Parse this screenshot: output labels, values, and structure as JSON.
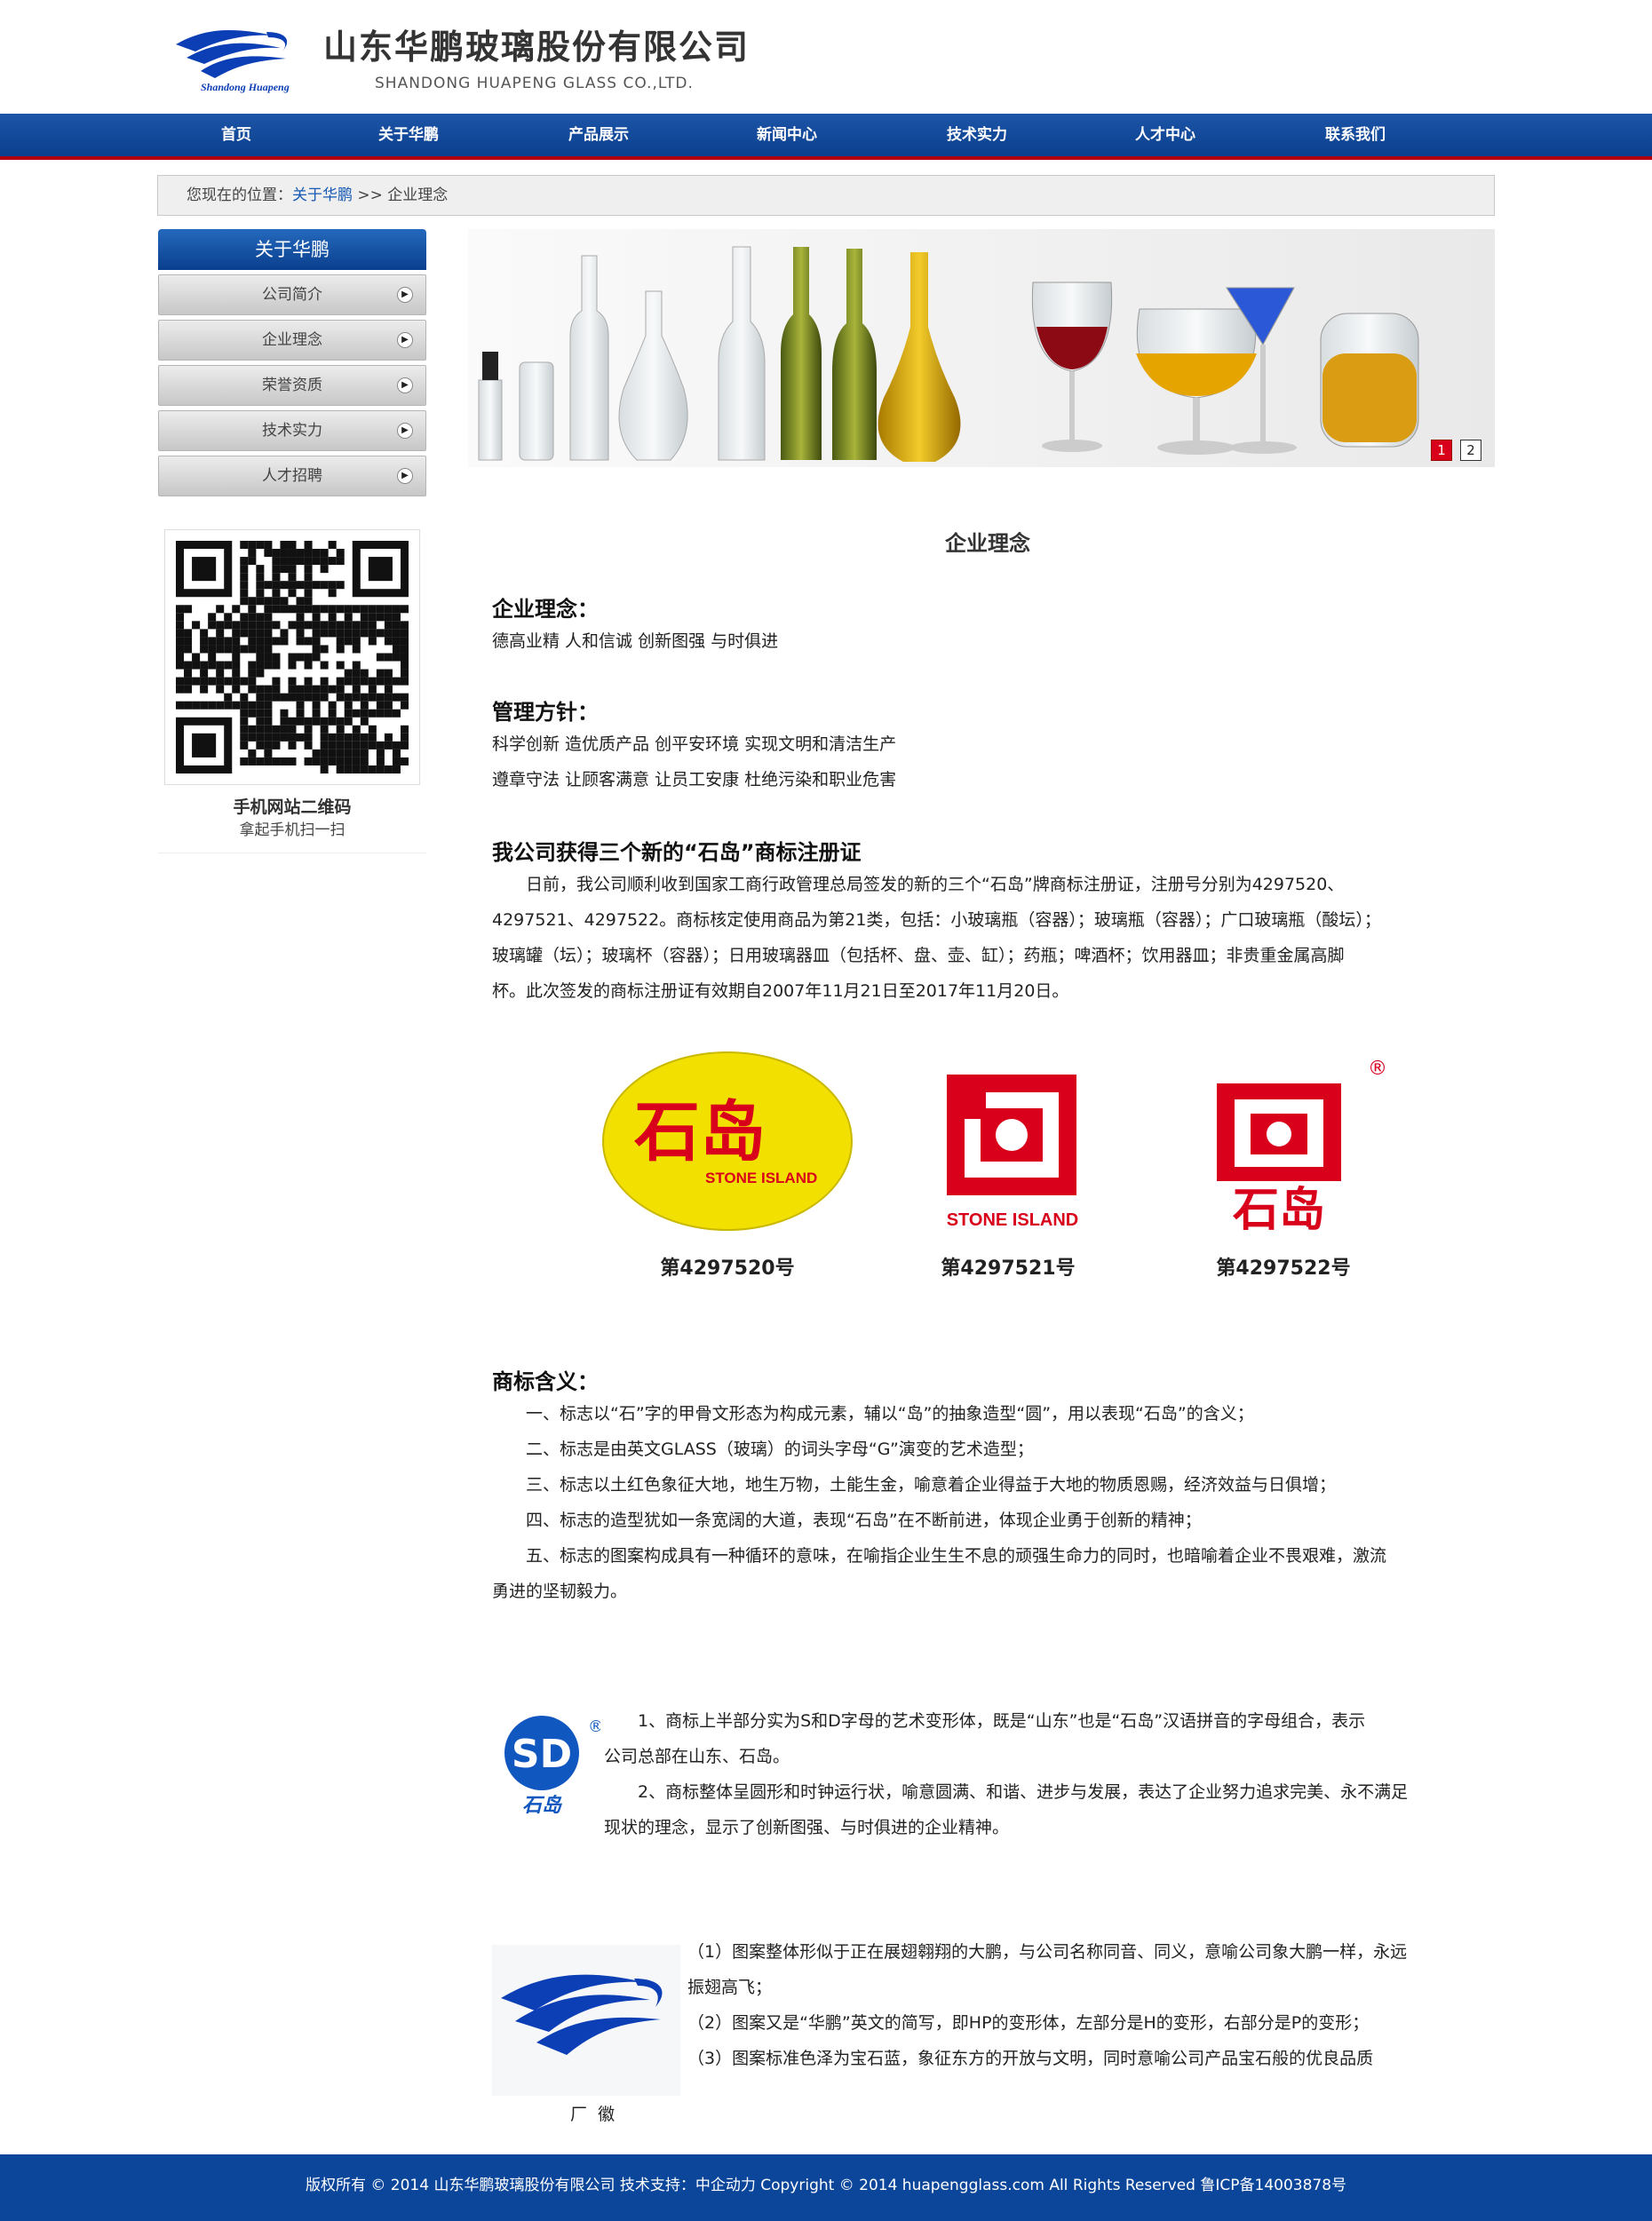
{
  "header": {
    "company_cn": "山东华鹏玻璃股份有限公司",
    "company_en": "SHANDONG HUAPENG GLASS CO.,LTD.",
    "logo_text": "Shandong Huapeng"
  },
  "nav": {
    "items": [
      {
        "label": "首页"
      },
      {
        "label": "关于华鹏"
      },
      {
        "label": "产品展示"
      },
      {
        "label": "新闻中心"
      },
      {
        "label": "技术实力"
      },
      {
        "label": "人才中心"
      },
      {
        "label": "联系我们"
      }
    ]
  },
  "breadcrumb": {
    "prefix": "您现在的位置：",
    "link": "关于华鹏",
    "separator": " >> ",
    "current": "企业理念"
  },
  "sidebar": {
    "title": "关于华鹏",
    "items": [
      {
        "label": "公司简介"
      },
      {
        "label": "企业理念"
      },
      {
        "label": "荣誉资质"
      },
      {
        "label": "技术实力"
      },
      {
        "label": "人才招聘"
      }
    ],
    "qr_title": "手机网站二维码",
    "qr_subtitle": "拿起手机扫一扫"
  },
  "banner": {
    "pager": [
      "1",
      "2"
    ],
    "active_page": "1"
  },
  "content": {
    "page_title": "企业理念",
    "s1_heading": "企业理念：",
    "s1_text": "德高业精  人和信诚  创新图强  与时俱进",
    "s2_heading": "管理方针：",
    "s2_line1": "科学创新  造优质产品  创平安环境  实现文明和清洁生产",
    "s2_line2": "遵章守法  让顾客满意  让员工安康  杜绝污染和职业危害",
    "s3_heading": "我公司获得三个新的“石岛”商标注册证",
    "s3_para": [
      "　　日前，我公司顺利收到国家工商行政管理总局签发的新的三个“石岛”牌商标注册证，注册号分别为4297520、",
      "4297521、4297522。商标核定使用商品为第21类，包括：小玻璃瓶（容器）；玻璃瓶（容器）；广口玻璃瓶（酸坛）；",
      "玻璃罐（坛）；玻璃杯（容器）；日用玻璃器皿（包括杯、盘、壶、缸）；药瓶；啤酒杯；饮用器皿；非贵重金属高脚",
      "杯。此次签发的商标注册证有效期自2007年11月21日至2017年11月20日。"
    ],
    "trademarks": [
      {
        "number": "第4297520号",
        "cn": "石岛",
        "en": "STONE ISLAND"
      },
      {
        "number": "第4297521号",
        "en": "STONE ISLAND"
      },
      {
        "number": "第4297522号",
        "cn": "石岛"
      }
    ],
    "s4_heading": "商标含义：",
    "s4_lines": [
      "　　一、标志以“石”字的甲骨文形态为构成元素，辅以“岛”的抽象造型“圆”，用以表现“石岛”的含义；",
      "　　二、标志是由英文GLASS（玻璃）的词头字母“G”演变的艺术造型；",
      "　　三、标志以土红色象征大地，地生万物，土能生金，喻意着企业得益于大地的物质恩赐，经济效益与日俱增；",
      "　　四、标志的造型犹如一条宽阔的大道，表现“石岛”在不断前进，体现企业勇于创新的精神；",
      "　　五、标志的图案构成具有一种循环的意味，在喻指企业生生不息的顽强生命力的同时，也暗喻着企业不畏艰难，激流",
      "勇进的坚韧毅力。"
    ],
    "sd_logo_text": "石岛",
    "sd_lines": [
      "　　1、商标上半部分实为S和D字母的艺术变形体，既是“山东”也是“石岛”汉语拼音的字母组合，表示",
      "公司总部在山东、石岛。",
      "　　2、商标整体呈圆形和时钟运行状，喻意圆满、和谐、进步与发展，表达了企业努力追求完美、永不满足",
      "现状的理念，显示了创新图强、与时俱进的企业精神。"
    ],
    "hp_logo_caption": "厂  徽",
    "hp_lines": [
      "（1）图案整体形似于正在展翅翱翔的大鹏，与公司名称同音、同义，意喻公司象大鹏一样，永远",
      "振翅高飞；",
      "（2）图案又是“华鹏”英文的简写，即HP的变形体，左部分是H的变形，右部分是P的变形；",
      "（3）图案标准色泽为宝石蓝，象征东方的开放与文明，同时意喻公司产品宝石般的优良品质"
    ]
  },
  "footer": {
    "text": "版权所有 © 2014 山东华鹏玻璃股份有限公司 技术支持：中企动力 Copyright © 2014 huapengglass.com All Rights Reserved  鲁ICP备14003878号"
  },
  "colors": {
    "nav_blue": "#0b469a",
    "accent_red": "#b3000e",
    "trademark_red": "#d8001a",
    "trademark_yellow": "#f2e000",
    "logo_blue": "#0c3fb5"
  }
}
_ _ _ _ _
Your goal:
Leaving all pictures aside, quote each record exactly.

Solution below:
Parse this screenshot: output labels, values, and structure as JSON.
{
  "header": {
    "company_cn": "山东华鹏玻璃股份有限公司",
    "company_en": "SHANDONG HUAPENG GLASS CO.,LTD.",
    "logo_text": "Shandong Huapeng"
  },
  "nav": {
    "items": [
      {
        "label": "首页"
      },
      {
        "label": "关于华鹏"
      },
      {
        "label": "产品展示"
      },
      {
        "label": "新闻中心"
      },
      {
        "label": "技术实力"
      },
      {
        "label": "人才中心"
      },
      {
        "label": "联系我们"
      }
    ]
  },
  "breadcrumb": {
    "prefix": "您现在的位置：",
    "link": "关于华鹏",
    "separator": " >> ",
    "current": "企业理念"
  },
  "sidebar": {
    "title": "关于华鹏",
    "items": [
      {
        "label": "公司简介"
      },
      {
        "label": "企业理念"
      },
      {
        "label": "荣誉资质"
      },
      {
        "label": "技术实力"
      },
      {
        "label": "人才招聘"
      }
    ],
    "qr_title": "手机网站二维码",
    "qr_subtitle": "拿起手机扫一扫"
  },
  "banner": {
    "pager": [
      "1",
      "2"
    ],
    "active_page": "1"
  },
  "content": {
    "page_title": "企业理念",
    "s1_heading": "企业理念：",
    "s1_text": "德高业精  人和信诚  创新图强  与时俱进",
    "s2_heading": "管理方针：",
    "s2_line1": "科学创新  造优质产品  创平安环境  实现文明和清洁生产",
    "s2_line2": "遵章守法  让顾客满意  让员工安康  杜绝污染和职业危害",
    "s3_heading": "我公司获得三个新的“石岛”商标注册证",
    "s3_para": [
      "　　日前，我公司顺利收到国家工商行政管理总局签发的新的三个“石岛”牌商标注册证，注册号分别为4297520、",
      "4297521、4297522。商标核定使用商品为第21类，包括：小玻璃瓶（容器）；玻璃瓶（容器）；广口玻璃瓶（酸坛）；",
      "玻璃罐（坛）；玻璃杯（容器）；日用玻璃器皿（包括杯、盘、壶、缸）；药瓶；啤酒杯；饮用器皿；非贵重金属高脚",
      "杯。此次签发的商标注册证有效期自2007年11月21日至2017年11月20日。"
    ],
    "trademarks": [
      {
        "number": "第4297520号",
        "cn": "石岛",
        "en": "STONE ISLAND"
      },
      {
        "number": "第4297521号",
        "en": "STONE ISLAND"
      },
      {
        "number": "第4297522号",
        "cn": "石岛"
      }
    ],
    "s4_heading": "商标含义：",
    "s4_lines": [
      "　　一、标志以“石”字的甲骨文形态为构成元素，辅以“岛”的抽象造型“圆”，用以表现“石岛”的含义；",
      "　　二、标志是由英文GLASS（玻璃）的词头字母“G”演变的艺术造型；",
      "　　三、标志以土红色象征大地，地生万物，土能生金，喻意着企业得益于大地的物质恩赐，经济效益与日俱增；",
      "　　四、标志的造型犹如一条宽阔的大道，表现“石岛”在不断前进，体现企业勇于创新的精神；",
      "　　五、标志的图案构成具有一种循环的意味，在喻指企业生生不息的顽强生命力的同时，也暗喻着企业不畏艰难，激流",
      "勇进的坚韧毅力。"
    ],
    "sd_logo_text": "石岛",
    "sd_lines": [
      "　　1、商标上半部分实为S和D字母的艺术变形体，既是“山东”也是“石岛”汉语拼音的字母组合，表示",
      "公司总部在山东、石岛。",
      "　　2、商标整体呈圆形和时钟运行状，喻意圆满、和谐、进步与发展，表达了企业努力追求完美、永不满足",
      "现状的理念，显示了创新图强、与时俱进的企业精神。"
    ],
    "hp_logo_caption": "厂  徽",
    "hp_lines": [
      "（1）图案整体形似于正在展翅翱翔的大鹏，与公司名称同音、同义，意喻公司象大鹏一样，永远",
      "振翅高飞；",
      "（2）图案又是“华鹏”英文的简写，即HP的变形体，左部分是H的变形，右部分是P的变形；",
      "（3）图案标准色泽为宝石蓝，象征东方的开放与文明，同时意喻公司产品宝石般的优良品质"
    ]
  },
  "footer": {
    "text": "版权所有 © 2014 山东华鹏玻璃股份有限公司 技术支持：中企动力 Copyright © 2014 huapengglass.com All Rights Reserved  鲁ICP备14003878号"
  },
  "colors": {
    "nav_blue": "#0b469a",
    "accent_red": "#b3000e",
    "trademark_red": "#d8001a",
    "trademark_yellow": "#f2e000",
    "logo_blue": "#0c3fb5"
  }
}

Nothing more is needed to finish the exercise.